## [What needs to be done]
Write the listing below out again exactly, dropping the images.

Data entries:

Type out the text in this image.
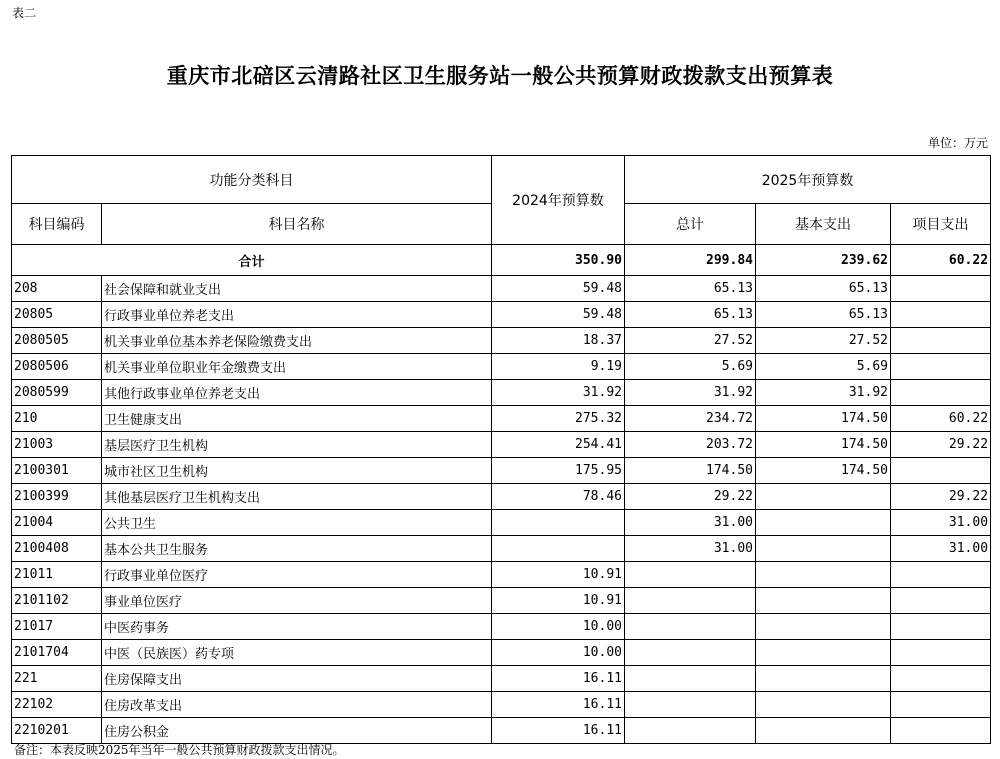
表二
重庆市北碚区云清路社区卫生服务站一般公共预算财政拨款支出预算表
单位：万元
功能分类科目		2024年预算数	2025年预算数		
科目编码	科目名称		总计	基本支出	项目支出
合计		350.90	299.84	239.62	60.22
208	社会保障和就业支出	59.48	65.13	65.13	
20805	行政事业单位养老支出	59.48	65.13	65.13	
2080505	机关事业单位基本养老保险缴费支出	18.37	27.52	27.52	
2080506	机关事业单位职业年金缴费支出	9.19	5.69	5.69	
2080599	其他行政事业单位养老支出	31.92	31.92	31.92	
210	卫生健康支出	275.32	234.72	174.50	60.22
21003	基层医疗卫生机构	254.41	203.72	174.50	29.22
2100301	城市社区卫生机构	175.95	174.50	174.50	
2100399	其他基层医疗卫生机构支出	78.46	29.22		29.22
21004	公共卫生		31.00		31.00
2100408	基本公共卫生服务		31.00		31.00
21011	行政事业单位医疗	10.91			
2101102	事业单位医疗	10.91			
21017	中医药事务	10.00			
2101704	中医（民族医）药专项	10.00			
221	住房保障支出	16.11			
22102	住房改革支出	16.11			
2210201	住房公积金	16.11			
备注：本表反映2025年当年一般公共预算财政拨款支出情况。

## [Correct output]
Type out the text in this image.
表二
重庆市北碚区云清路社区卫生服务站一般公共预算财政拨款支出预算表
单位：万元
功能分类科目		2024年预算数	2025年预算数		
科目编码	科目名称		总计	基本支出	项目支出
合计		350.90	299.84	239.62	60.22
208	社会保障和就业支出	59.48	65.13	65.13	
20805	行政事业单位养老支出	59.48	65.13	65.13	
2080505	机关事业单位基本养老保险缴费支出	18.37	27.52	27.52	
2080506	机关事业单位职业年金缴费支出	9.19	5.69	5.69	
2080599	其他行政事业单位养老支出	31.92	31.92	31.92	
210	卫生健康支出	275.32	234.72	174.50	60.22
21003	基层医疗卫生机构	254.41	203.72	174.50	29.22
2100301	城市社区卫生机构	175.95	174.50	174.50	
2100399	其他基层医疗卫生机构支出	78.46	29.22		29.22
21004	公共卫生		31.00		31.00
2100408	基本公共卫生服务		31.00		31.00
21011	行政事业单位医疗	10.91			
2101102	事业单位医疗	10.91			
21017	中医药事务	10.00			
2101704	中医（民族医）药专项	10.00			
221	住房保障支出	16.11			
22102	住房改革支出	16.11			
2210201	住房公积金	16.11			
备注：本表反映2025年当年一般公共预算财政拨款支出情况。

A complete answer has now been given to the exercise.